## BEGIN DATASET CONTENT

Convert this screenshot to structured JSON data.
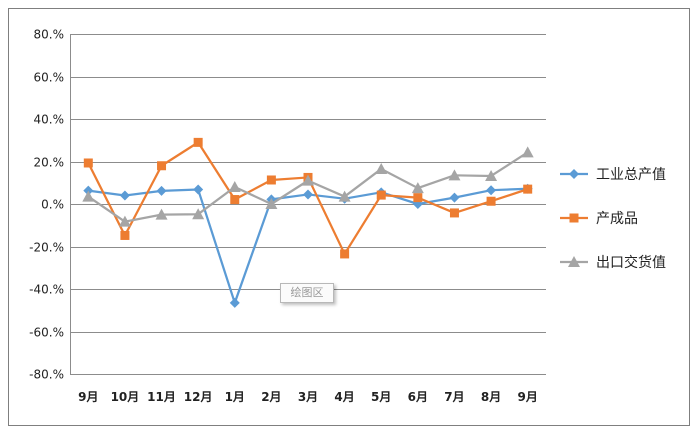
{
  "chart_data": {
    "type": "line",
    "categories": [
      "9月",
      "10月",
      "11月",
      "12月",
      "1月",
      "2月",
      "3月",
      "4月",
      "5月",
      "6月",
      "7月",
      "8月",
      "9月"
    ],
    "ylim": [
      -80,
      80
    ],
    "ytick_values": [
      80,
      60,
      40,
      20,
      0,
      -20,
      -40,
      -60,
      -80
    ],
    "ytick_labels": [
      "80.%",
      "60.%",
      "40.%",
      "20.%",
      "0.%",
      "-20.%",
      "-40.%",
      "-60.%",
      "-80.%"
    ],
    "grid": true,
    "legend_position": "right",
    "series": [
      {
        "name": "工业总产值",
        "color": "#5b9bd5",
        "marker": "diamond",
        "values": [
          6.3,
          4.0,
          6.2,
          6.8,
          -46.5,
          2.2,
          4.5,
          2.5,
          5.5,
          0.0,
          3.0,
          6.5,
          7.2
        ]
      },
      {
        "name": "产成品",
        "color": "#ed7d31",
        "marker": "square",
        "values": [
          19.3,
          -14.8,
          18.0,
          29.0,
          2.1,
          11.3,
          12.5,
          -23.5,
          4.2,
          3.0,
          -4.2,
          1.3,
          7.0
        ]
      },
      {
        "name": "出口交货值",
        "color": "#a5a5a5",
        "marker": "triangle",
        "values": [
          3.5,
          -8.3,
          -5.0,
          -4.8,
          8.0,
          0.0,
          11.0,
          3.5,
          16.5,
          7.5,
          13.5,
          13.2,
          24.3
        ]
      }
    ],
    "tooltip_text": "绘图区"
  }
}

## END DATASET CONTENT

WHAT IS BEING ASKED
Reproduce each line exactly as it appears, omitting the pictures.

TASK RESPONSE
Convert this screenshot to structured JSON data.
{
  "chart_data": {
    "type": "line",
    "categories": [
      "9月",
      "10月",
      "11月",
      "12月",
      "1月",
      "2月",
      "3月",
      "4月",
      "5月",
      "6月",
      "7月",
      "8月",
      "9月"
    ],
    "ylim": [
      -80,
      80
    ],
    "ytick_values": [
      80,
      60,
      40,
      20,
      0,
      -20,
      -40,
      -60,
      -80
    ],
    "ytick_labels": [
      "80.%",
      "60.%",
      "40.%",
      "20.%",
      "0.%",
      "-20.%",
      "-40.%",
      "-60.%",
      "-80.%"
    ],
    "grid": true,
    "legend_position": "right",
    "series": [
      {
        "name": "工业总产值",
        "color": "#5b9bd5",
        "marker": "diamond",
        "values": [
          6.3,
          4.0,
          6.2,
          6.8,
          -46.5,
          2.2,
          4.5,
          2.5,
          5.5,
          0.0,
          3.0,
          6.5,
          7.2
        ]
      },
      {
        "name": "产成品",
        "color": "#ed7d31",
        "marker": "square",
        "values": [
          19.3,
          -14.8,
          18.0,
          29.0,
          2.1,
          11.3,
          12.5,
          -23.5,
          4.2,
          3.0,
          -4.2,
          1.3,
          7.0
        ]
      },
      {
        "name": "出口交货值",
        "color": "#a5a5a5",
        "marker": "triangle",
        "values": [
          3.5,
          -8.3,
          -5.0,
          -4.8,
          8.0,
          0.0,
          11.0,
          3.5,
          16.5,
          7.5,
          13.5,
          13.2,
          24.3
        ]
      }
    ],
    "tooltip_text": "绘图区"
  }
}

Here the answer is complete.